*DESCRIPTION OF THE TASK*
Pick out each line in these entries that contains the string "Internal".

Dataset items:
+--

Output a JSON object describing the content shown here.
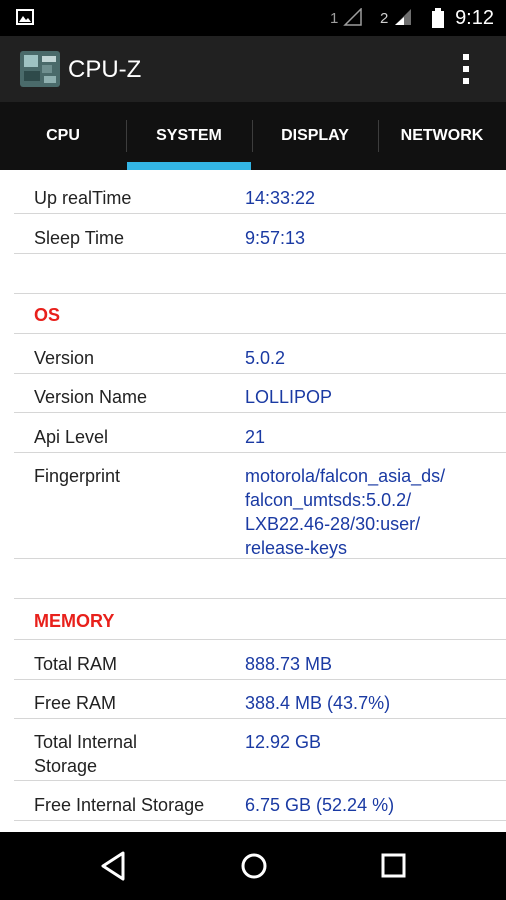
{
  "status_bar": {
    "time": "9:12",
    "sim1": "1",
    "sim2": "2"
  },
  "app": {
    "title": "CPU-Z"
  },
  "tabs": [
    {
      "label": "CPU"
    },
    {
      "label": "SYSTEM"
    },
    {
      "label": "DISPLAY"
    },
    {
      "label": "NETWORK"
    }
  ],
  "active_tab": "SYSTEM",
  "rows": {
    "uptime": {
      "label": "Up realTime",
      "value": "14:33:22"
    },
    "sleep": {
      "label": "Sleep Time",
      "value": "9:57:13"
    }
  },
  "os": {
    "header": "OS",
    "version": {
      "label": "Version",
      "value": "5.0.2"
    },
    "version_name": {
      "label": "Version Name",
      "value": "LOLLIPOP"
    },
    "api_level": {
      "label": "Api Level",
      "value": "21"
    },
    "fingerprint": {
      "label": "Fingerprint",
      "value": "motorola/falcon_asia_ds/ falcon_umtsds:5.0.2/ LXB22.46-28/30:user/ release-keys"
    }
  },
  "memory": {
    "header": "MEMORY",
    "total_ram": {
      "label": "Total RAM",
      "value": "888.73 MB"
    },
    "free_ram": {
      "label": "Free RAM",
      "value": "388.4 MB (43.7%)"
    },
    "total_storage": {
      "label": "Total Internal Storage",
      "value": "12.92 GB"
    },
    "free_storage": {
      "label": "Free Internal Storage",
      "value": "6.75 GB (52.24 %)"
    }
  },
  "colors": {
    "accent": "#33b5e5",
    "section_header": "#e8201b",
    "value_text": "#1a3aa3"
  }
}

+--

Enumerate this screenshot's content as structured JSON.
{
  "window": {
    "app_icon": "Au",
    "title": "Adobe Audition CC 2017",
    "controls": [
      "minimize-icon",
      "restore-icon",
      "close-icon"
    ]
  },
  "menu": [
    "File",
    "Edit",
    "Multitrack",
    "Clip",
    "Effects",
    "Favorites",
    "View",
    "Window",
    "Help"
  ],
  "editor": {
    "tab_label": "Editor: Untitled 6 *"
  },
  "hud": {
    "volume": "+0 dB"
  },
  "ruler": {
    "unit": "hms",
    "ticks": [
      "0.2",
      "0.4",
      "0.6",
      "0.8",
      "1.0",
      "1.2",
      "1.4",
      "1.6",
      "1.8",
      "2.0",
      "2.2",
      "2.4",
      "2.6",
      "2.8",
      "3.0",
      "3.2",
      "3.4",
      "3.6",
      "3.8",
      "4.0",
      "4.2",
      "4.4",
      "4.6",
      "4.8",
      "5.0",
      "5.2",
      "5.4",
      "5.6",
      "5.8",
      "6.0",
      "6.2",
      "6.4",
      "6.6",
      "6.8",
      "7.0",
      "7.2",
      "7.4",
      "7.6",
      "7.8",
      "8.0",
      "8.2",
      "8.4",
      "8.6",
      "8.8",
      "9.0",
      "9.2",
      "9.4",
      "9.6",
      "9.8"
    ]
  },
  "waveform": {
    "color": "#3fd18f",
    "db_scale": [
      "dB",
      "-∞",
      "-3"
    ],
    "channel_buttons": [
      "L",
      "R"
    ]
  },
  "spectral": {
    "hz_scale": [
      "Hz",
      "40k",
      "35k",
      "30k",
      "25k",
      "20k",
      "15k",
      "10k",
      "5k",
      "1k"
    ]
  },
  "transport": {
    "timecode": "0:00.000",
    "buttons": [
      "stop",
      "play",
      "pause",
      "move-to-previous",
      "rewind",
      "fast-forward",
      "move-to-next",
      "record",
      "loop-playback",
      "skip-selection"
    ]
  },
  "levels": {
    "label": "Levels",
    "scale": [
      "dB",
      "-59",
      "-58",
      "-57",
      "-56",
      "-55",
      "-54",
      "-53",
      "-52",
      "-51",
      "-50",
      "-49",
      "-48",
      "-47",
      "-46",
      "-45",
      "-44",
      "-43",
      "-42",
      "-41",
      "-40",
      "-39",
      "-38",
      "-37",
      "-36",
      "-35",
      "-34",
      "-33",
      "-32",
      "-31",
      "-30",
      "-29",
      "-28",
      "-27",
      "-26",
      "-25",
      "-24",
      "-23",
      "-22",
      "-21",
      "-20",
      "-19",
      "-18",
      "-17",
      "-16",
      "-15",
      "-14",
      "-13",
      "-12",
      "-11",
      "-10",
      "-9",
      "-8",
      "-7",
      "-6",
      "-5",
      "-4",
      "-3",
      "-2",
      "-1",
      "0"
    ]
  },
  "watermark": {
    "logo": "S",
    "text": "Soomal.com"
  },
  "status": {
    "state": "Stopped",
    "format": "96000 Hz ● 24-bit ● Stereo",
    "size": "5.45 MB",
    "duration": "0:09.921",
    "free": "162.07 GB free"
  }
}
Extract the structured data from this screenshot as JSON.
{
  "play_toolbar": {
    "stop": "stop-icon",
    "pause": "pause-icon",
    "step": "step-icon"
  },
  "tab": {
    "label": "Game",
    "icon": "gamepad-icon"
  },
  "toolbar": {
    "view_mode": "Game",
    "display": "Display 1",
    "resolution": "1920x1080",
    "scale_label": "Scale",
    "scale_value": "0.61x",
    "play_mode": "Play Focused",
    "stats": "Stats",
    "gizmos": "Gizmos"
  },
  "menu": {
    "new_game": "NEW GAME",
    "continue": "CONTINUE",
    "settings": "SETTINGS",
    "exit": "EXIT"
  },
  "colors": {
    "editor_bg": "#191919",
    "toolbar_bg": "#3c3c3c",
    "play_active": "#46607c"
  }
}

+--

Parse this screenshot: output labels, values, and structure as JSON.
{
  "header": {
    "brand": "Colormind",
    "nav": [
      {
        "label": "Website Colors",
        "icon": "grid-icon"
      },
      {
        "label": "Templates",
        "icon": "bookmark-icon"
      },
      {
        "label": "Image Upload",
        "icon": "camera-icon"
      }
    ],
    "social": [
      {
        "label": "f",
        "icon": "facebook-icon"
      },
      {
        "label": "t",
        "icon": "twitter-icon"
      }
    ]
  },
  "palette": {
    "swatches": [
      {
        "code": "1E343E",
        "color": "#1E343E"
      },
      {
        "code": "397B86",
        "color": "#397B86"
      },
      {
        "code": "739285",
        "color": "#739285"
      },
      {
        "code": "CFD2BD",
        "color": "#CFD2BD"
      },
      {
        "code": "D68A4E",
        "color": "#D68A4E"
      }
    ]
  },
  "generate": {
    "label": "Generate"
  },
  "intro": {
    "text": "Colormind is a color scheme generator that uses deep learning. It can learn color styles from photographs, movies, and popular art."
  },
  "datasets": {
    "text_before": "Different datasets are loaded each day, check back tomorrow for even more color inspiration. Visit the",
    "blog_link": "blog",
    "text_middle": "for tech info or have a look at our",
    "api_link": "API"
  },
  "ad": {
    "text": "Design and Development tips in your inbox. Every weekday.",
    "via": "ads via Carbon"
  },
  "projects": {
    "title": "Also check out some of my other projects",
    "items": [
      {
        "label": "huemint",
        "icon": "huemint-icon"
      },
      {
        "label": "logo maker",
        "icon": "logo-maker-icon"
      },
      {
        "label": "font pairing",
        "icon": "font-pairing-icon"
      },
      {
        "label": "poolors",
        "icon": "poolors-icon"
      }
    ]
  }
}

+--

*OUTPUT BELOW*
      "label": "Total Internal Storage",
      "label": "Free Internal Storage",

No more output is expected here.